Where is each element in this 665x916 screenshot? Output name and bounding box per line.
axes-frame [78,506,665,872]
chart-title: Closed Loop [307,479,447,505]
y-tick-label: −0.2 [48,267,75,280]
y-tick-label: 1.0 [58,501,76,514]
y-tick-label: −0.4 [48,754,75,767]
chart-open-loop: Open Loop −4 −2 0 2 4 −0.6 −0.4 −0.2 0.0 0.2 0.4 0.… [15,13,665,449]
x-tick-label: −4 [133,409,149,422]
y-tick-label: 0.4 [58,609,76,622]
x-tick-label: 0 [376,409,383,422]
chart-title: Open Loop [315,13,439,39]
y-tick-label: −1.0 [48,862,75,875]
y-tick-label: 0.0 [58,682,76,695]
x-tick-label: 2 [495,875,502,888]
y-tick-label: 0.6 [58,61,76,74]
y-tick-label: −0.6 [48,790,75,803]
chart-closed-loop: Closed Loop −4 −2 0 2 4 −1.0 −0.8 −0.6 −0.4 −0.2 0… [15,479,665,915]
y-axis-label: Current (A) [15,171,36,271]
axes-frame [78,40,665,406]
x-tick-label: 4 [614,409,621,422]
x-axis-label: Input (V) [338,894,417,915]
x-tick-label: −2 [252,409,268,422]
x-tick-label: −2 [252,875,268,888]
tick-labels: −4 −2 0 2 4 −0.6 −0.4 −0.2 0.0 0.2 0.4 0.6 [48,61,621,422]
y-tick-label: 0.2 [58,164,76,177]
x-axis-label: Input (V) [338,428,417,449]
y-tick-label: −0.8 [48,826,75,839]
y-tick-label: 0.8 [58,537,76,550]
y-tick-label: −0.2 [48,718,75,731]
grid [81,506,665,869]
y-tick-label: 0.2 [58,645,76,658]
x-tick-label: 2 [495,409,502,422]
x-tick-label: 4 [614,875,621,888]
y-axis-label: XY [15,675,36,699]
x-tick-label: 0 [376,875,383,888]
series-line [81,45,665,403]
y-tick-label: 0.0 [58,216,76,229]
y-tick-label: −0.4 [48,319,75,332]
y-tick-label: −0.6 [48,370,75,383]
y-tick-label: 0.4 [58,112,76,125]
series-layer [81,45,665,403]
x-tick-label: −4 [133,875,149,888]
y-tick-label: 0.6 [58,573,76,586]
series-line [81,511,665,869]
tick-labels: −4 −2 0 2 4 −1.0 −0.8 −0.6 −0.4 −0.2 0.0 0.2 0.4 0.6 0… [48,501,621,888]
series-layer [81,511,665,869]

━━━

GIVEN REQUEST -> Retype the entries above line for line, with no changes to any character.

COMPLETED TASK ->
Where is each element in this 665x916 screenshot? Output name and bounding box per line.
axes-frame [78,506,665,872]
chart-title: Closed Loop [307,479,447,505]
y-tick-label: −0.2 [48,267,75,280]
y-tick-label: 1.0 [58,501,76,514]
y-tick-label: −0.4 [48,754,75,767]
chart-open-loop: Open Loop −4 −2 0 2 4 −0.6 −0.4 −0.2 0.0 0.2 0.4 0.… [15,13,665,449]
x-tick-label: −4 [133,409,149,422]
y-tick-label: 0.4 [58,609,76,622]
x-tick-label: 0 [376,409,383,422]
chart-title: Open Loop [315,13,439,39]
y-tick-label: −1.0 [48,862,75,875]
y-tick-label: 0.0 [58,682,76,695]
x-tick-label: 2 [495,875,502,888]
y-tick-label: 0.6 [58,61,76,74]
y-tick-label: −0.6 [48,790,75,803]
chart-closed-loop: Closed Loop −4 −2 0 2 4 −1.0 −0.8 −0.6 −0.4 −0.2 0… [15,479,665,915]
y-axis-label: Current (A) [15,171,36,271]
axes-frame [78,40,665,406]
x-tick-label: 4 [614,409,621,422]
x-axis-label: Input (V) [338,894,417,915]
x-tick-label: −2 [252,409,268,422]
x-tick-label: −2 [252,875,268,888]
tick-labels: −4 −2 0 2 4 −0.6 −0.4 −0.2 0.0 0.2 0.4 0.6 [48,61,621,422]
y-tick-label: 0.2 [58,164,76,177]
x-axis-label: Input (V) [338,428,417,449]
y-tick-label: −0.8 [48,826,75,839]
y-tick-label: 0.8 [58,537,76,550]
y-tick-label: −0.2 [48,718,75,731]
grid [81,506,665,869]
y-tick-label: 0.2 [58,645,76,658]
x-tick-label: 2 [495,409,502,422]
x-tick-label: 4 [614,875,621,888]
y-axis-label: XY [15,675,36,699]
x-tick-label: 0 [376,875,383,888]
series-line [81,45,665,403]
y-tick-label: 0.0 [58,216,76,229]
y-tick-label: −0.4 [48,319,75,332]
y-tick-label: −0.6 [48,370,75,383]
y-tick-label: 0.4 [58,112,76,125]
series-layer [81,45,665,403]
x-tick-label: −4 [133,875,149,888]
y-tick-label: 0.6 [58,573,76,586]
series-line [81,511,665,869]
tick-labels: −4 −2 0 2 4 −1.0 −0.8 −0.6 −0.4 −0.2 0.0 0.2 0.4 0.6 0… [48,501,621,888]
series-layer [81,511,665,869]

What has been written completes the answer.